[The exercise]: Only a number is wanted: how many lines in these records contain the word "ylabel"?

Start of Data for this exercise

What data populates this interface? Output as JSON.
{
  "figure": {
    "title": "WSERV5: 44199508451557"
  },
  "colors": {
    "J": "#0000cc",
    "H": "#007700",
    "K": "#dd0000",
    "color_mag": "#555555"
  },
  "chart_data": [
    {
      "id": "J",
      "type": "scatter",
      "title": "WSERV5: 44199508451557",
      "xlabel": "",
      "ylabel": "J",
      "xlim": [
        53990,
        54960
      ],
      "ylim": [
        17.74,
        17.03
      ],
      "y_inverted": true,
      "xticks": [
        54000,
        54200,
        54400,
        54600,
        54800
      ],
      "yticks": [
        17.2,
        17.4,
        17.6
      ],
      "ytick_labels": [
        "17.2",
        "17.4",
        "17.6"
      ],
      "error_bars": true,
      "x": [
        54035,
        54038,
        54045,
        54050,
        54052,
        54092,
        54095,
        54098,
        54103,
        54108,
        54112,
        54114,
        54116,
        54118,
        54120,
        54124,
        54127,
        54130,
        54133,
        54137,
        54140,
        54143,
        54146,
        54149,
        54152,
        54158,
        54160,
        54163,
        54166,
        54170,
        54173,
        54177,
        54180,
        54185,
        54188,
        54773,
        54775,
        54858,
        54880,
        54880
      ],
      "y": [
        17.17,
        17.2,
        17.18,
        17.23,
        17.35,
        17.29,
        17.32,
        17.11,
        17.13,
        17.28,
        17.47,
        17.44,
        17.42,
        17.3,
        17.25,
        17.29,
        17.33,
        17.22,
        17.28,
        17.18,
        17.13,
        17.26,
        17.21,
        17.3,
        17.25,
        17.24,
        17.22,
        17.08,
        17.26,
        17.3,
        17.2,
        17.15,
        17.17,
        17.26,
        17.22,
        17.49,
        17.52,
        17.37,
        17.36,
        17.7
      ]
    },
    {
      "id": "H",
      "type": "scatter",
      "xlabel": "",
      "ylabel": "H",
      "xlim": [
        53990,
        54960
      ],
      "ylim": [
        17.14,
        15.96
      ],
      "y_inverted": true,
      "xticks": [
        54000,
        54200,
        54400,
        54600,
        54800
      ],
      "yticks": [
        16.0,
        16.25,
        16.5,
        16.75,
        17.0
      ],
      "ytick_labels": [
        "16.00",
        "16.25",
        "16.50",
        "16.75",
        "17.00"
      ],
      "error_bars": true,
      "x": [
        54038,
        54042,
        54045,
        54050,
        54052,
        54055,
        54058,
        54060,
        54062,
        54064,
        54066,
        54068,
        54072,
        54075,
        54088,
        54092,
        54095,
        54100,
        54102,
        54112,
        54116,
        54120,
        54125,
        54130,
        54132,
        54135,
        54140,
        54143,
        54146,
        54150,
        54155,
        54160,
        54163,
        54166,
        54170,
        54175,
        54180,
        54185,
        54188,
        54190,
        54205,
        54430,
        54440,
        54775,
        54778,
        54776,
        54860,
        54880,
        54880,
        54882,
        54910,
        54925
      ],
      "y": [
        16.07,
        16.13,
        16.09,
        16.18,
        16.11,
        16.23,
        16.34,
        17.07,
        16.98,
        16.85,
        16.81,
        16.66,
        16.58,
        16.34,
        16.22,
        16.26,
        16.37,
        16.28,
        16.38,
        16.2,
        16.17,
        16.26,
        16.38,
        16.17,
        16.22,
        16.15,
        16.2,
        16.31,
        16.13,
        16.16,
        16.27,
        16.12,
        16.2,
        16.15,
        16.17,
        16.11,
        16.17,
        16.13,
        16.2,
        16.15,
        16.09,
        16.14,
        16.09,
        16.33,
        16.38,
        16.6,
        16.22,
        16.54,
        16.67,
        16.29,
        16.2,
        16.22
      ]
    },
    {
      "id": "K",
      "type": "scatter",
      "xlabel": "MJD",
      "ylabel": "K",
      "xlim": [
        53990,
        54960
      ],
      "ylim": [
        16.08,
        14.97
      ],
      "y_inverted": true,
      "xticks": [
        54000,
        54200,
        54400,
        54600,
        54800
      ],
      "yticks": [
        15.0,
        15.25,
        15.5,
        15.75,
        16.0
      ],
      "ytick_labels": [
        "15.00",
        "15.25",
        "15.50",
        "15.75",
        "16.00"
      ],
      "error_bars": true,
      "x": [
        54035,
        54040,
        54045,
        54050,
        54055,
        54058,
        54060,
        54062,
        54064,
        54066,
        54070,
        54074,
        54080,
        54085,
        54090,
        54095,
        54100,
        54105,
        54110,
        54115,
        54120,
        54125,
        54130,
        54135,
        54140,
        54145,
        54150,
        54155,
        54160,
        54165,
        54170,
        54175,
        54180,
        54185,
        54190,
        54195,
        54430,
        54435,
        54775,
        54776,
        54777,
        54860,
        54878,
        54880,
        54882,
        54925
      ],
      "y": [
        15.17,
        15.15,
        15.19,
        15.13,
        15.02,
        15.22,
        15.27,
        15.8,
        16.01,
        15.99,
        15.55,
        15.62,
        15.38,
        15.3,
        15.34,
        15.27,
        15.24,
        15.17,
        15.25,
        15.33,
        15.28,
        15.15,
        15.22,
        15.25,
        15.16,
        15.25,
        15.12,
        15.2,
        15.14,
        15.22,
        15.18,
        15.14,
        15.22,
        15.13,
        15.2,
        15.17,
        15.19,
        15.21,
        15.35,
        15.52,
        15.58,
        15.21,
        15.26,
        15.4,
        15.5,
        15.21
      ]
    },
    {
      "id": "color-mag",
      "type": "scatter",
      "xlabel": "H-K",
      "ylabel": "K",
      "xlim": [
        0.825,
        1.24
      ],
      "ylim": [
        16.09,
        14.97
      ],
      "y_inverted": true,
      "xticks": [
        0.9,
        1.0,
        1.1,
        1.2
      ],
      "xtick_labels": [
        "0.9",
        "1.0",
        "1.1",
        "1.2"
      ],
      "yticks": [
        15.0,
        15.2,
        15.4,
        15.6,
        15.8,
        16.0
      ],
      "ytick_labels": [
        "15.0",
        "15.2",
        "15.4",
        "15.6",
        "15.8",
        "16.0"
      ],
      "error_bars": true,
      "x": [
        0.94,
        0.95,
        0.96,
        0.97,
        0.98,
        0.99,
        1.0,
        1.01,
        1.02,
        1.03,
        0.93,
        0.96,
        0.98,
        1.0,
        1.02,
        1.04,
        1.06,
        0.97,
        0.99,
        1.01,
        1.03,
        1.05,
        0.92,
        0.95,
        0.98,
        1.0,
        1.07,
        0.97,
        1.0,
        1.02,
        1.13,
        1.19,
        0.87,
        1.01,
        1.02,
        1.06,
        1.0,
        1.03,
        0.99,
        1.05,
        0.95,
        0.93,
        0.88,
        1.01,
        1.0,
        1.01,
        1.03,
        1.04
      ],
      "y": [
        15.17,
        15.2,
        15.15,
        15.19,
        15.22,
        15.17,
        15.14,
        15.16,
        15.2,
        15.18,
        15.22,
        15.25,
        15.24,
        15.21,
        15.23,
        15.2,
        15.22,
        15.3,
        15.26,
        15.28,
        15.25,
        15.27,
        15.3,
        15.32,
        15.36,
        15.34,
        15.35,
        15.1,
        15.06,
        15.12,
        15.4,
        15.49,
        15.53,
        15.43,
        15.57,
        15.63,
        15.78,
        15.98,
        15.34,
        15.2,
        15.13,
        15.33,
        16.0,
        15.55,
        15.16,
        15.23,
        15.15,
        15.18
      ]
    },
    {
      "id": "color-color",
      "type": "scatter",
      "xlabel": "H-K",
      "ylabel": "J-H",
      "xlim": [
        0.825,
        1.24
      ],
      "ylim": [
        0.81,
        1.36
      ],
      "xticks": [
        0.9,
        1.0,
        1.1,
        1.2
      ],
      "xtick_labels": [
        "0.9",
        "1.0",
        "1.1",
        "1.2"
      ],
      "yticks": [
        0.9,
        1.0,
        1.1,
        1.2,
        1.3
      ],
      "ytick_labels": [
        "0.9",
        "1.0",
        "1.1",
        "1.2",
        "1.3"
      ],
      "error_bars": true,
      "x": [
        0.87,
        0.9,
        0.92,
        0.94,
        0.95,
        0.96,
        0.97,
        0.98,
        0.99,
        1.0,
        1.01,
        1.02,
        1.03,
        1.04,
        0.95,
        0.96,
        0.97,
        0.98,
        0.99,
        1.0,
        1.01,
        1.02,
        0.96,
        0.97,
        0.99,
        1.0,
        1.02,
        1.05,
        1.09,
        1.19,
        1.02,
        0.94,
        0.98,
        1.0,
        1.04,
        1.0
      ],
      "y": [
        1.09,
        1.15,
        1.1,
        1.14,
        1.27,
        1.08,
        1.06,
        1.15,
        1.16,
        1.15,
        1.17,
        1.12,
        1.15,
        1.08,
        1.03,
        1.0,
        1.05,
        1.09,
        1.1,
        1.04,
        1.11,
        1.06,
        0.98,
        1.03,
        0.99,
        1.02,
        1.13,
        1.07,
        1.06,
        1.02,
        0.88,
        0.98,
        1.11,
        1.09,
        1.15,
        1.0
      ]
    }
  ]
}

End of Data for this exercise

[Final answer]: 5